### DIRECTION
Write the records out again, keeping each line exactly as it is.

- - - -

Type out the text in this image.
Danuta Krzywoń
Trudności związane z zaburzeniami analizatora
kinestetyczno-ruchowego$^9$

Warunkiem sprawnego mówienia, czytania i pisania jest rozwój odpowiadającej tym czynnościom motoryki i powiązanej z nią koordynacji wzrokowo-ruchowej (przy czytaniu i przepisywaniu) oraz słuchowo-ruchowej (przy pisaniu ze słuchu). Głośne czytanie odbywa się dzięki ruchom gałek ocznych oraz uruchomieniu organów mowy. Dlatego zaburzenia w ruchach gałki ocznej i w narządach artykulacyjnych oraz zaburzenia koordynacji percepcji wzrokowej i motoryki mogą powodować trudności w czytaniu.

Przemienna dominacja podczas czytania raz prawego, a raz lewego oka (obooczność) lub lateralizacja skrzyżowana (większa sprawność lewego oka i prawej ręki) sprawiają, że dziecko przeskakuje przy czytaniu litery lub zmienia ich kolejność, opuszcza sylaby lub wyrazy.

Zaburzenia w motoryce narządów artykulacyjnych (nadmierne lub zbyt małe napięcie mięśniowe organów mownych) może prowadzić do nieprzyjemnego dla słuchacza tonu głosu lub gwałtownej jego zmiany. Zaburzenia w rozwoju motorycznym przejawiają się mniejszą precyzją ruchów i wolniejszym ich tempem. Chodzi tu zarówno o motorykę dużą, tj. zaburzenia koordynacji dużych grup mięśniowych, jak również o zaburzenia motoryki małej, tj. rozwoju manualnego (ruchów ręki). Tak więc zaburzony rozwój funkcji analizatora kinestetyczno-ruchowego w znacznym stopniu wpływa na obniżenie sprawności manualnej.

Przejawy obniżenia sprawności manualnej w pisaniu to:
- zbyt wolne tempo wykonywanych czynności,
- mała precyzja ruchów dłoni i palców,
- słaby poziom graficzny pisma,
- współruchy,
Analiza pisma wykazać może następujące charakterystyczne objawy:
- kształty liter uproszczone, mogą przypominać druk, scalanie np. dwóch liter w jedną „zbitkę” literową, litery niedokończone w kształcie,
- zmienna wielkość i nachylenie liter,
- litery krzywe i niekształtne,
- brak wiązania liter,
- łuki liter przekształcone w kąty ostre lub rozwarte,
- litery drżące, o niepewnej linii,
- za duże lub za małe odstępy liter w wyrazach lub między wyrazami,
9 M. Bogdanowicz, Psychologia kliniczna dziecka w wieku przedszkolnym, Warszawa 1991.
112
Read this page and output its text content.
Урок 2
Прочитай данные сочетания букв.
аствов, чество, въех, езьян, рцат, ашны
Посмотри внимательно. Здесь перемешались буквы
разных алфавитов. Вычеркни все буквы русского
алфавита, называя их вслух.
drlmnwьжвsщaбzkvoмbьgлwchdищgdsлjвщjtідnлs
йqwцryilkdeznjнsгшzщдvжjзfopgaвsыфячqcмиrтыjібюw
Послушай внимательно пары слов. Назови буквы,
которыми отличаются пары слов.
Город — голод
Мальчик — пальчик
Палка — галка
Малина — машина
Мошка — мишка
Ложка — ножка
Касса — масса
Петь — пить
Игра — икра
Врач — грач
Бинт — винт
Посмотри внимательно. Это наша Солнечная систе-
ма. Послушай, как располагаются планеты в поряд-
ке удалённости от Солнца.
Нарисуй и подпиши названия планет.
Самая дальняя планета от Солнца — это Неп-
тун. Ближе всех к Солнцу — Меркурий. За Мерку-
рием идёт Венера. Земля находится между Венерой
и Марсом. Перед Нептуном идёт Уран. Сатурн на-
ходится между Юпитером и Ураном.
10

- - - -

### WRITTEN ANSWER
Type out the text in this image.
Danuta Krzywoń
Trudności związane z zaburzeniami analizatora
kinestetyczno-ruchowego$^9$

Warunkiem sprawnego mówienia, czytania i pisania jest rozwój odpowiadającej tym czynnościom motoryki i powiązanej z nią koordynacji wzrokowo-ruchowej (przy czytaniu i przepisywaniu) oraz słuchowo-ruchowej (przy pisaniu ze słuchu). Głośne czytanie odbywa się dzięki ruchom gałek ocznych oraz uruchomieniu organów mowy. Dlatego zaburzenia w ruchach gałki ocznej i w narządach artykulacyjnych oraz zaburzenia koordynacji percepcji wzrokowej i motoryki mogą powodować trudności w czytaniu.

Przemienna dominacja podczas czytania raz prawego, a raz lewego oka (obooczność) lub lateralizacja skrzyżowana (większa sprawność lewego oka i prawej ręki) sprawiają, że dziecko przeskakuje przy czytaniu litery lub zmienia ich kolejność, opuszcza sylaby lub wyrazy.

Zaburzenia w motoryce narządów artykulacyjnych (nadmierne lub zbyt małe napięcie mięśniowe organów mownych) może prowadzić do nieprzyjemnego dla słuchacza tonu głosu lub gwałtownej jego zmiany. Zaburzenia w rozwoju motorycznym przejawiają się mniejszą precyzją ruchów i wolniejszym ich tempem. Chodzi tu zarówno o motorykę dużą, tj. zaburzenia koordynacji dużych grup mięśniowych, jak również o zaburzenia motoryki małej, tj. rozwoju manualnego (ruchów ręki). Tak więc zaburzony rozwój funkcji analizatora kinestetyczno-ruchowego w znacznym stopniu wpływa na obniżenie sprawności manualnej.

Przejawy obniżenia sprawności manualnej w pisaniu to:
- zbyt wolne tempo wykonywanych czynności,
- mała precyzja ruchów dłoni i palców,
- słaby poziom graficzny pisma,
- współruchy,
Analiza pisma wykazać może następujące charakterystyczne objawy:
- kształty liter uproszczone, mogą przypominać druk, scalanie np. dwóch liter w jedną „zbitkę” literową, litery niedokończone w kształcie,
- zmienna wielkość i nachylenie liter,
- litery krzywe i niekształtne,
- brak wiązania liter,
- łuki liter przekształcone w kąty ostre lub rozwarte,
- litery drżące, o niepewnej linii,
- za duże lub za małe odstępy liter w wyrazach lub między wyrazami,
9 M. Bogdanowicz, Psychologia kliniczna dziecka w wieku przedszkolnym, Warszawa 1991.
112
Read this page and output its text content.
Урок 2
Прочитай данные сочетания букв.
аствов, чество, въех, езьян, рцат, ашны
Посмотри внимательно. Здесь перемешались буквы
разных алфавитов. Вычеркни все буквы русского
алфавита, называя их вслух.
drlmnwьжвsщaбzkvoмbьgлwchdищgdsлjвщjtідnлs
йqwцryilkdeznjнsгшzщдvжjзfopgaвsыфячqcмиrтыjібюw
Послушай внимательно пары слов. Назови буквы,
которыми отличаются пары слов.
Город — голод
Мальчик — пальчик
Палка — галка
Малина — машина
Мошка — мишка
Ложка — ножка
Касса — масса
Петь — пить
Игра — икра
Врач — грач
Бинт — винт
Посмотри внимательно. Это наша Солнечная систе-
ма. Послушай, как располагаются планеты в поряд-
ке удалённости от Солнца.
Нарисуй и подпиши названия планет.
Самая дальняя планета от Солнца — это Неп-
тун. Ближе всех к Солнцу — Меркурий. За Мерку-
рием идёт Венера. Земля находится между Венерой
и Марсом. Перед Нептуном идёт Уран. Сатурн на-
ходится между Юпитером и Ураном.
10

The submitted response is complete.